───── Data for the task

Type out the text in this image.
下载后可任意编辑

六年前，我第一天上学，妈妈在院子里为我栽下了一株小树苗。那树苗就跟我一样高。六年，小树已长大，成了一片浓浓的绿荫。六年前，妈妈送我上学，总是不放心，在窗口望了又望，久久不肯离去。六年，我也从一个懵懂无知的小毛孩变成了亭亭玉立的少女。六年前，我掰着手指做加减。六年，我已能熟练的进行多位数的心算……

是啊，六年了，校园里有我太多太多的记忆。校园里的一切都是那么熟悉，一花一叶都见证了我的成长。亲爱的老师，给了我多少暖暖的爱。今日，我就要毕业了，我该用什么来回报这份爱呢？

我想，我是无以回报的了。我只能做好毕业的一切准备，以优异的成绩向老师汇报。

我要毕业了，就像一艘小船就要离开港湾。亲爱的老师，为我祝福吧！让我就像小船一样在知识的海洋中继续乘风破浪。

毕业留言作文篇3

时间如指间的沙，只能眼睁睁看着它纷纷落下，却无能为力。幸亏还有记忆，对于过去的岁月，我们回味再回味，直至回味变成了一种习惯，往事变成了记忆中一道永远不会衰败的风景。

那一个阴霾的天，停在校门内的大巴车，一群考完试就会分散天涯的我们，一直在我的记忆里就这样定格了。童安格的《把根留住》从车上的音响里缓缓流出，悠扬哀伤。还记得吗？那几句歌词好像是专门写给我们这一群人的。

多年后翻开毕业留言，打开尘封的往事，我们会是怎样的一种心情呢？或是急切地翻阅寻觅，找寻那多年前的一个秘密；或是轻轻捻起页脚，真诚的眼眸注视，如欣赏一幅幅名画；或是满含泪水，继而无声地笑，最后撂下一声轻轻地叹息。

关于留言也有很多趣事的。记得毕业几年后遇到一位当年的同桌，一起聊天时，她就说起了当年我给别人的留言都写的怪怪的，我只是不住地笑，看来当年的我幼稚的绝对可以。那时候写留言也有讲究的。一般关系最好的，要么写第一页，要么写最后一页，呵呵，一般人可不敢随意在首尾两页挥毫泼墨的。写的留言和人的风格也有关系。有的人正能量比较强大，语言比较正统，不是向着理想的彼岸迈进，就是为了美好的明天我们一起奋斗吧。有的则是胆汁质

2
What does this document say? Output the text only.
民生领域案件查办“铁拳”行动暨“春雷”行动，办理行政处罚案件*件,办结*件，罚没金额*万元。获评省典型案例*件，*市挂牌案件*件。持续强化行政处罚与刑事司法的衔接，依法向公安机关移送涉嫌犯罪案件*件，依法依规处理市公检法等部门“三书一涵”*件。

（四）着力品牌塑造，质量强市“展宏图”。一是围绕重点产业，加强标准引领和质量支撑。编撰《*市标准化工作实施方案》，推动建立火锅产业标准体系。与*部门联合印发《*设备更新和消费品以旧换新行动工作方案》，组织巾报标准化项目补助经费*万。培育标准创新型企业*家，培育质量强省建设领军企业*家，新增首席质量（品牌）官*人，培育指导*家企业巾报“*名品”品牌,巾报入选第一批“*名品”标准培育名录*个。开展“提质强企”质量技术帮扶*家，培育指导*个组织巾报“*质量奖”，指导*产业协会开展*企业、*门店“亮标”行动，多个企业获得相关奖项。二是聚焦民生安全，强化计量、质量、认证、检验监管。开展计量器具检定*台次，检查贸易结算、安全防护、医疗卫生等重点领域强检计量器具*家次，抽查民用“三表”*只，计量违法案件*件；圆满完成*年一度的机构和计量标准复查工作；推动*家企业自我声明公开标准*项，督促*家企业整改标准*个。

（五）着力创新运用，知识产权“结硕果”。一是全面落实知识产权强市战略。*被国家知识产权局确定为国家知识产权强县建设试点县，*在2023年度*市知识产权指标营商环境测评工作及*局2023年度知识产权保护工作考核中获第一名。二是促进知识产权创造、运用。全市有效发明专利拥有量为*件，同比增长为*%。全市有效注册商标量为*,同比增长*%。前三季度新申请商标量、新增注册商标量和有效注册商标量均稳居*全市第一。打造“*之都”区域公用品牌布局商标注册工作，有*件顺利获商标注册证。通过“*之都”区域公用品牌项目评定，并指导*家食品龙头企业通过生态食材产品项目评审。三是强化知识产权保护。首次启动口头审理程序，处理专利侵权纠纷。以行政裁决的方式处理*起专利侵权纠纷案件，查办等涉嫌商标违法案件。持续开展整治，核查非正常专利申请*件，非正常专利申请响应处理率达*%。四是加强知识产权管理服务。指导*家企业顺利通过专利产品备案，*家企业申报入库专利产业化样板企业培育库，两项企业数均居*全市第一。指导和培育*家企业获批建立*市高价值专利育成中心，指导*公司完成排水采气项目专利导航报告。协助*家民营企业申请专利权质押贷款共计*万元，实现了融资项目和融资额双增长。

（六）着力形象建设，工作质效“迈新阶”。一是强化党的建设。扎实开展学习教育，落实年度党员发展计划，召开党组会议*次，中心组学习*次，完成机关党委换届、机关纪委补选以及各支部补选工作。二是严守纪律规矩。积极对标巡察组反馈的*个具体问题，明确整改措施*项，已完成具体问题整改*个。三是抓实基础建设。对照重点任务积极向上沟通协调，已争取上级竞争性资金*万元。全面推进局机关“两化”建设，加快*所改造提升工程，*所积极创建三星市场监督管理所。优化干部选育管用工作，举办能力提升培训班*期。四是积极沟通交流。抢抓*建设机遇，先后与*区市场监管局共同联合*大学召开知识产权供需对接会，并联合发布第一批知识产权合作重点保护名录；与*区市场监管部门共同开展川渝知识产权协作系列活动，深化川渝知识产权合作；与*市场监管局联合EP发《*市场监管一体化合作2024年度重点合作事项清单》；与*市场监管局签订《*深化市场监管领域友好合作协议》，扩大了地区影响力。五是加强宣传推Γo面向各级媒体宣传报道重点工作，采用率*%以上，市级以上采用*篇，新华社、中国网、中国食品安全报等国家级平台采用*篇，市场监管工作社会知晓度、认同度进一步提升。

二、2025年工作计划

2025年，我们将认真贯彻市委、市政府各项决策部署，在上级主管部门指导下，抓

──────────

Above are the records; retype them all without a single difference.

Type out the text in this image.
下载后可任意编辑

六年前，我第一天上学，妈妈在院子里为我栽下了一株小树苗。那树苗就跟我一样高。六年，小树已长大，成了一片浓浓的绿荫。六年前，妈妈送我上学，总是不放心，在窗口望了又望，久久不肯离去。六年，我也从一个懵懂无知的小毛孩变成了亭亭玉立的少女。六年前，我掰着手指做加减。六年，我已能熟练的进行多位数的心算……

是啊，六年了，校园里有我太多太多的记忆。校园里的一切都是那么熟悉，一花一叶都见证了我的成长。亲爱的老师，给了我多少暖暖的爱。今日，我就要毕业了，我该用什么来回报这份爱呢？

我想，我是无以回报的了。我只能做好毕业的一切准备，以优异的成绩向老师汇报。

我要毕业了，就像一艘小船就要离开港湾。亲爱的老师，为我祝福吧！让我就像小船一样在知识的海洋中继续乘风破浪。

毕业留言作文篇3

时间如指间的沙，只能眼睁睁看着它纷纷落下，却无能为力。幸亏还有记忆，对于过去的岁月，我们回味再回味，直至回味变成了一种习惯，往事变成了记忆中一道永远不会衰败的风景。

那一个阴霾的天，停在校门内的大巴车，一群考完试就会分散天涯的我们，一直在我的记忆里就这样定格了。童安格的《把根留住》从车上的音响里缓缓流出，悠扬哀伤。还记得吗？那几句歌词好像是专门写给我们这一群人的。

多年后翻开毕业留言，打开尘封的往事，我们会是怎样的一种心情呢？或是急切地翻阅寻觅，找寻那多年前的一个秘密；或是轻轻捻起页脚，真诚的眼眸注视，如欣赏一幅幅名画；或是满含泪水，继而无声地笑，最后撂下一声轻轻地叹息。

关于留言也有很多趣事的。记得毕业几年后遇到一位当年的同桌，一起聊天时，她就说起了当年我给别人的留言都写的怪怪的，我只是不住地笑，看来当年的我幼稚的绝对可以。那时候写留言也有讲究的。一般关系最好的，要么写第一页，要么写最后一页，呵呵，一般人可不敢随意在首尾两页挥毫泼墨的。写的留言和人的风格也有关系。有的人正能量比较强大，语言比较正统，不是向着理想的彼岸迈进，就是为了美好的明天我们一起奋斗吧。有的则是胆汁质

2
What does this document say? Output the text only.
民生领域案件查办“铁拳”行动暨“春雷”行动，办理行政处罚案件*件,办结*件，罚没金额*万元。获评省典型案例*件，*市挂牌案件*件。持续强化行政处罚与刑事司法的衔接，依法向公安机关移送涉嫌犯罪案件*件，依法依规处理市公检法等部门“三书一涵”*件。

（四）着力品牌塑造，质量强市“展宏图”。一是围绕重点产业，加强标准引领和质量支撑。编撰《*市标准化工作实施方案》，推动建立火锅产业标准体系。与*部门联合印发《*设备更新和消费品以旧换新行动工作方案》，组织巾报标准化项目补助经费*万。培育标准创新型企业*家，培育质量强省建设领军企业*家，新增首席质量（品牌）官*人，培育指导*家企业巾报“*名品”品牌,巾报入选第一批“*名品”标准培育名录*个。开展“提质强企”质量技术帮扶*家，培育指导*个组织巾报“*质量奖”，指导*产业协会开展*企业、*门店“亮标”行动，多个企业获得相关奖项。二是聚焦民生安全，强化计量、质量、认证、检验监管。开展计量器具检定*台次，检查贸易结算、安全防护、医疗卫生等重点领域强检计量器具*家次，抽查民用“三表”*只，计量违法案件*件；圆满完成*年一度的机构和计量标准复查工作；推动*家企业自我声明公开标准*项，督促*家企业整改标准*个。

（五）着力创新运用，知识产权“结硕果”。一是全面落实知识产权强市战略。*被国家知识产权局确定为国家知识产权强县建设试点县，*在2023年度*市知识产权指标营商环境测评工作及*局2023年度知识产权保护工作考核中获第一名。二是促进知识产权创造、运用。全市有效发明专利拥有量为*件，同比增长为*%。全市有效注册商标量为*,同比增长*%。前三季度新申请商标量、新增注册商标量和有效注册商标量均稳居*全市第一。打造“*之都”区域公用品牌布局商标注册工作，有*件顺利获商标注册证。通过“*之都”区域公用品牌项目评定，并指导*家食品龙头企业通过生态食材产品项目评审。三是强化知识产权保护。首次启动口头审理程序，处理专利侵权纠纷。以行政裁决的方式处理*起专利侵权纠纷案件，查办等涉嫌商标违法案件。持续开展整治，核查非正常专利申请*件，非正常专利申请响应处理率达*%。四是加强知识产权管理服务。指导*家企业顺利通过专利产品备案，*家企业申报入库专利产业化样板企业培育库，两项企业数均居*全市第一。指导和培育*家企业获批建立*市高价值专利育成中心，指导*公司完成排水采气项目专利导航报告。协助*家民营企业申请专利权质押贷款共计*万元，实现了融资项目和融资额双增长。

（六）着力形象建设，工作质效“迈新阶”。一是强化党的建设。扎实开展学习教育，落实年度党员发展计划，召开党组会议*次，中心组学习*次，完成机关党委换届、机关纪委补选以及各支部补选工作。二是严守纪律规矩。积极对标巡察组反馈的*个具体问题，明确整改措施*项，已完成具体问题整改*个。三是抓实基础建设。对照重点任务积极向上沟通协调，已争取上级竞争性资金*万元。全面推进局机关“两化”建设，加快*所改造提升工程，*所积极创建三星市场监督管理所。优化干部选育管用工作，举办能力提升培训班*期。四是积极沟通交流。抢抓*建设机遇，先后与*区市场监管局共同联合*大学召开知识产权供需对接会，并联合发布第一批知识产权合作重点保护名录；与*区市场监管部门共同开展川渝知识产权协作系列活动，深化川渝知识产权合作；与*市场监管局联合EP发《*市场监管一体化合作2024年度重点合作事项清单》；与*市场监管局签订《*深化市场监管领域友好合作协议》，扩大了地区影响力。五是加强宣传推Γo面向各级媒体宣传报道重点工作，采用率*%以上，市级以上采用*篇，新华社、中国网、中国食品安全报等国家级平台采用*篇，市场监管工作社会知晓度、认同度进一步提升。

二、2025年工作计划

2025年，我们将认真贯彻市委、市政府各项决策部署，在上级主管部门指导下，抓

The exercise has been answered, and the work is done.